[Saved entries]

****************************************

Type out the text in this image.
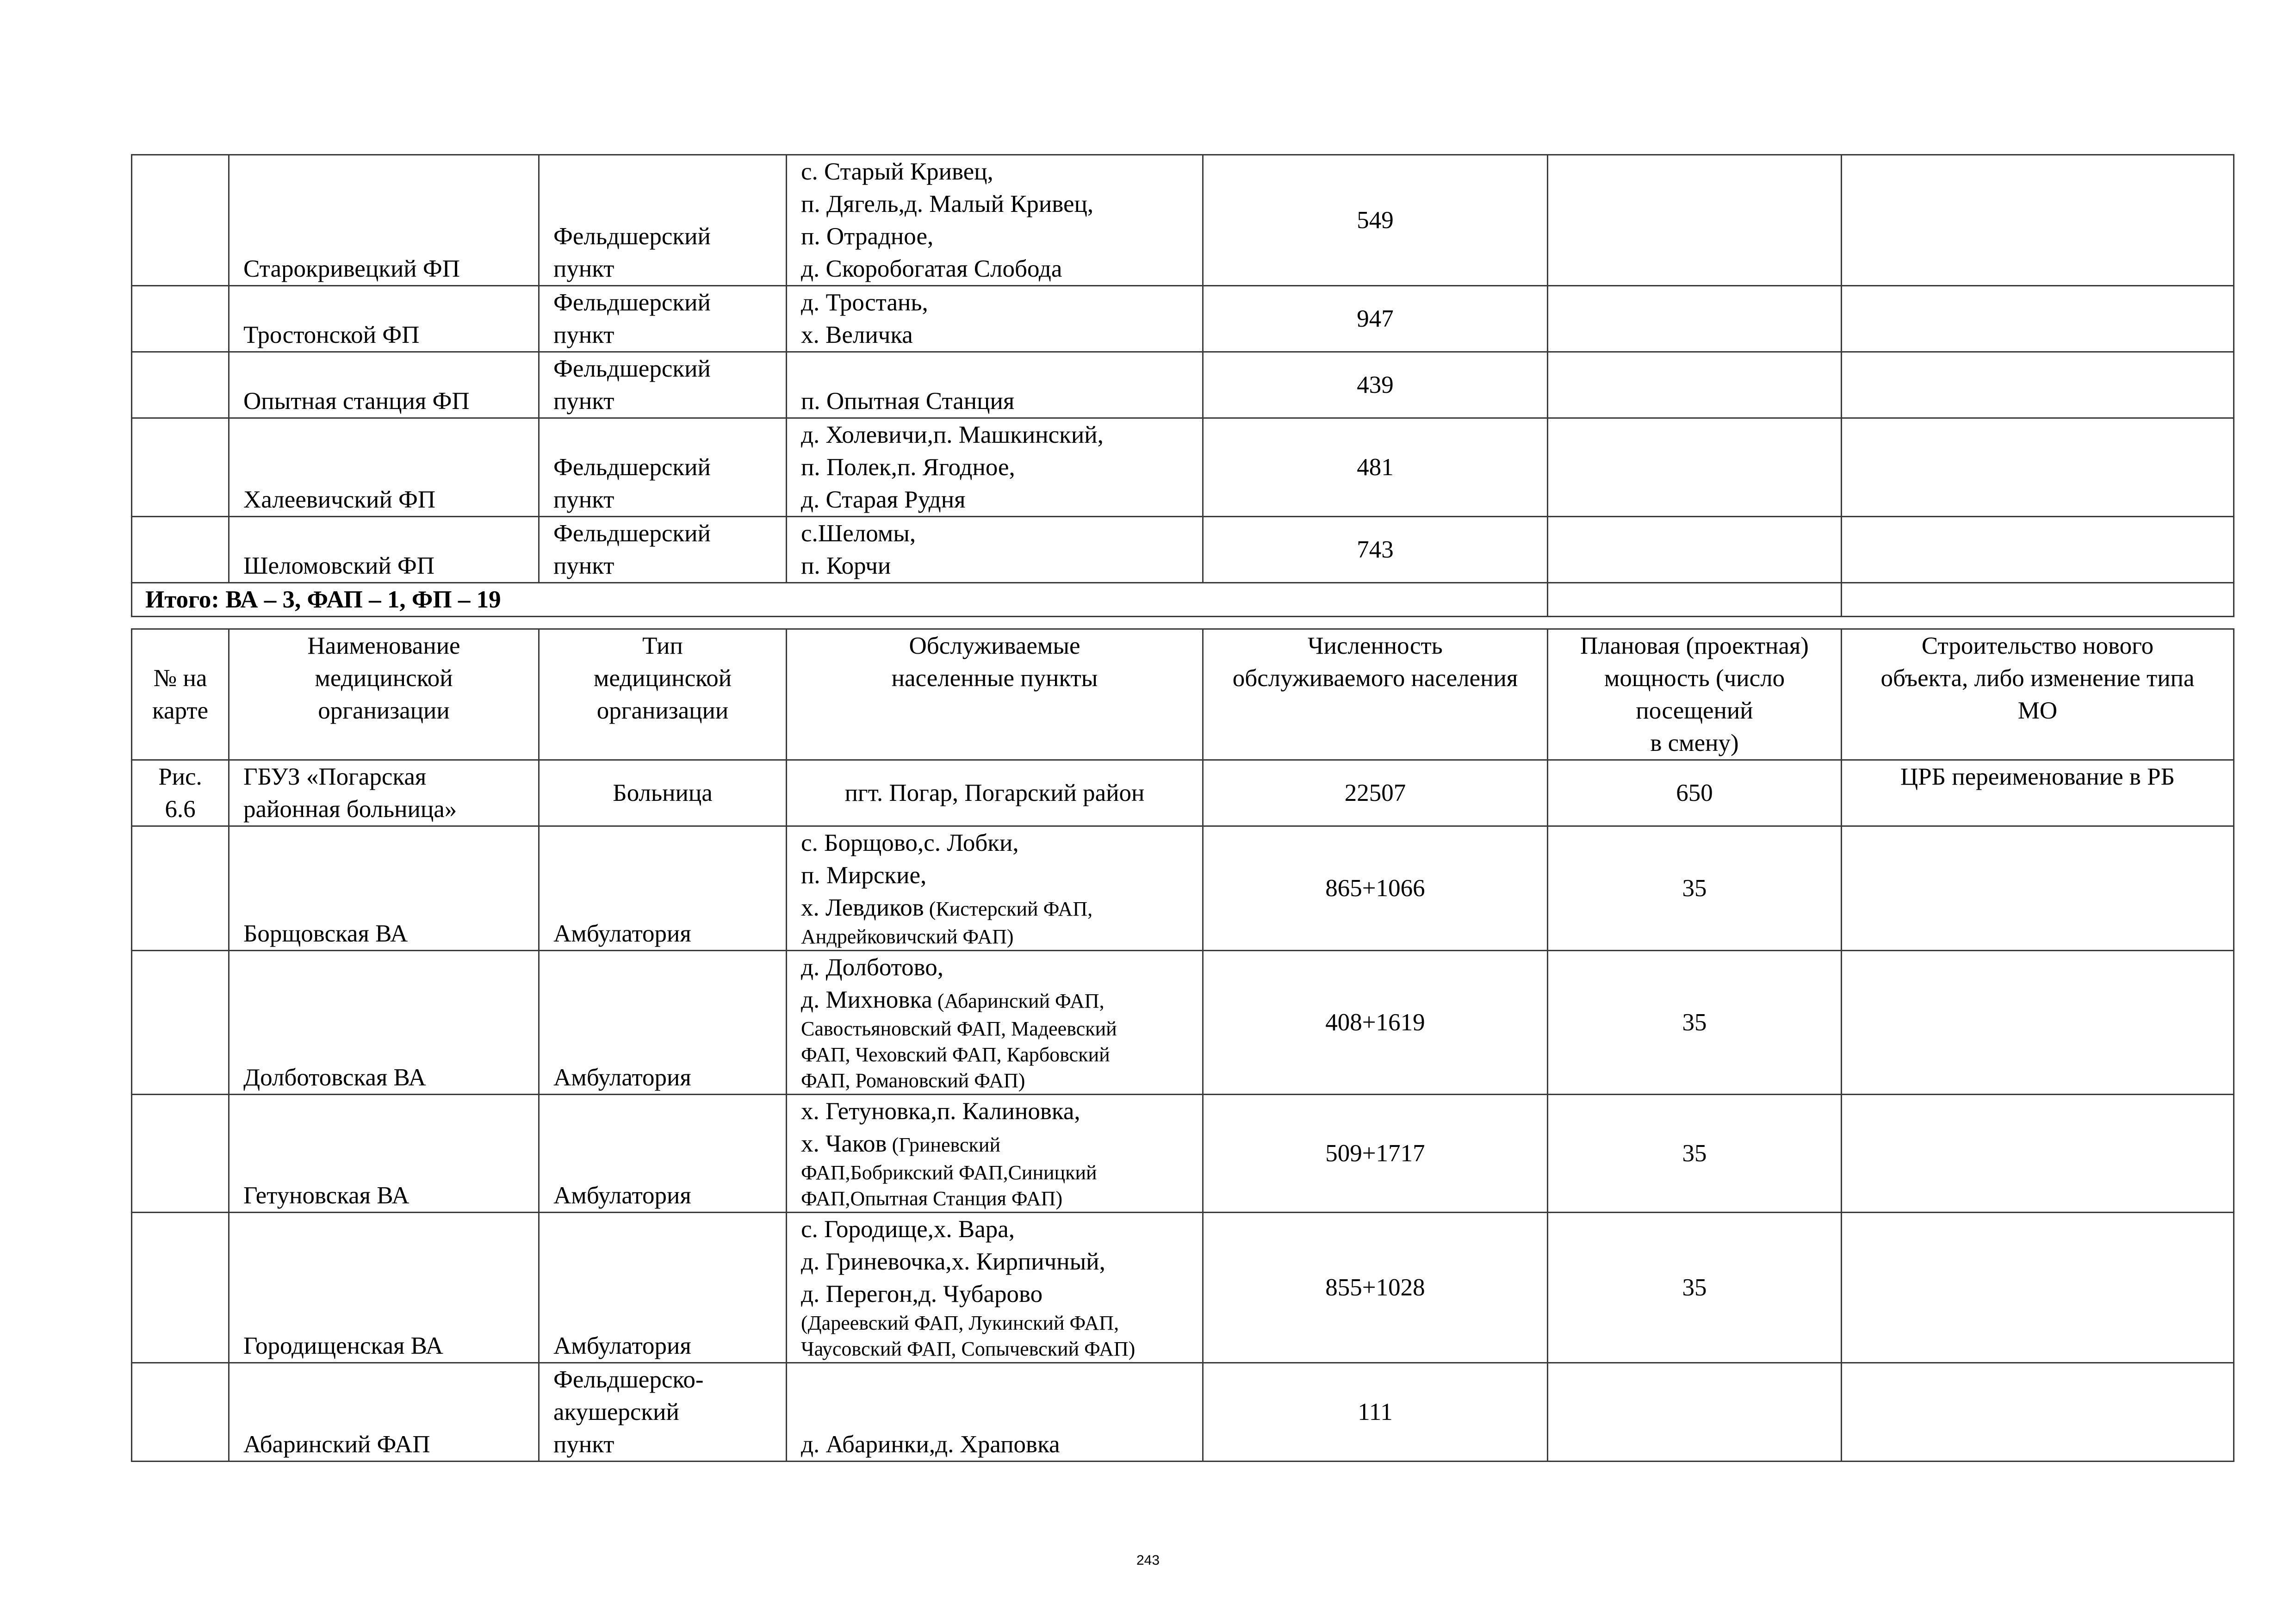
	Старокривецкий ФП	Фельдшерский
пункт	с. Старый Кривец,
п. Дягель,д. Малый Кривец,
п. Отрадное,
д. Скоробогатая Слобода	549		
	Тростонской ФП	Фельдшерский
пункт	д. Тростань,
х. Величка	947		
	Опытная станция ФП	Фельдшерский
пункт	п. Опытная Станция	439		
	Халеевичский ФП	Фельдшерский
пункт	д. Холевичи,п. Машкинский,
п. Полек,п. Ягодное,
д. Старая Рудня	481		
	Шеломовский ФП	Фельдшерский
пункт	с.Шеломы,
п. Корчи	743		
Итого: ВА – 3, ФАП – 1, ФП – 19						
№ на
карте	Наименование
медицинской
организации	Тип
медицинской
организации	Обслуживаемые
населенные пункты	Численность
обслуживаемого населения	Плановая (проектная)
мощность (число
посещений
в смену)	Строительство нового
объекта, либо изменение типа
МО

Рис.
6.6	ГБУЗ «Погарская
районная больница»	Больница	пгт. Погар, Погарский район	22507	650	ЦРБ переименование в РБ
	Борщовская ВА	Амбулатория	с. Борщово,с. Лобки,
п. Мирские,
х. Левдиков (Кистерский ФАП,
Андрейковичский ФАП)	865+1066	35	
	Долботовская ВА	Амбулатория	д. Долботово,
д. Михновка (Абаринский ФАП,
Савостьяновский ФАП, Мадеевский
ФАП, Чеховский ФАП, Карбовский
ФАП, Романовский ФАП)	408+1619	35	
	Гетуновская ВА	Амбулатория	х. Гетуновка,п. Калиновка,
х. Чаков (Гриневский
ФАП,Бобрикский ФАП,Синицкий
ФАП,Опытная Станция ФАП)	509+1717	35	
	Городищенская ВА	Амбулатория	с. Городище,х. Вара,
д. Гриневочка,х. Кирпичный,
д. Перегон,д. Чубарово
(Дареевский ФАП, Лукинский ФАП,
Чаусовский ФАП, Сопычевский ФАП)	855+1028	35	
	Абаринский ФАП	Фельдшерско-
акушерский
пункт	д. Абаринки,д. Храповка	111		
243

****************************************

### Prompt
Leave the pictures out and output the rest of the listing exactly.

### The completed task
Type out the text in this image.
	Старокривецкий ФП	Фельдшерский
пункт	с. Старый Кривец,
п. Дягель,д. Малый Кривец,
п. Отрадное,
д. Скоробогатая Слобода	549		
	Тростонской ФП	Фельдшерский
пункт	д. Тростань,
х. Величка	947		
	Опытная станция ФП	Фельдшерский
пункт	п. Опытная Станция	439		
	Халеевичский ФП	Фельдшерский
пункт	д. Холевичи,п. Машкинский,
п. Полек,п. Ягодное,
д. Старая Рудня	481		
	Шеломовский ФП	Фельдшерский
пункт	с.Шеломы,
п. Корчи	743		
Итого: ВА – 3, ФАП – 1, ФП – 19						
№ на
карте	Наименование
медицинской
организации	Тип
медицинской
организации	Обслуживаемые
населенные пункты	Численность
обслуживаемого населения	Плановая (проектная)
мощность (число
посещений
в смену)	Строительство нового
объекта, либо изменение типа
МО

Рис.
6.6	ГБУЗ «Погарская
районная больница»	Больница	пгт. Погар, Погарский район	22507	650	ЦРБ переименование в РБ
	Борщовская ВА	Амбулатория	с. Борщово,с. Лобки,
п. Мирские,
х. Левдиков (Кистерский ФАП,
Андрейковичский ФАП)	865+1066	35	
	Долботовская ВА	Амбулатория	д. Долботово,
д. Михновка (Абаринский ФАП,
Савостьяновский ФАП, Мадеевский
ФАП, Чеховский ФАП, Карбовский
ФАП, Романовский ФАП)	408+1619	35	
	Гетуновская ВА	Амбулатория	х. Гетуновка,п. Калиновка,
х. Чаков (Гриневский
ФАП,Бобрикский ФАП,Синицкий
ФАП,Опытная Станция ФАП)	509+1717	35	
	Городищенская ВА	Амбулатория	с. Городище,х. Вара,
д. Гриневочка,х. Кирпичный,
д. Перегон,д. Чубарово
(Дареевский ФАП, Лукинский ФАП,
Чаусовский ФАП, Сопычевский ФАП)	855+1028	35	
	Абаринский ФАП	Фельдшерско-
акушерский
пункт	д. Абаринки,д. Храповка	111		
243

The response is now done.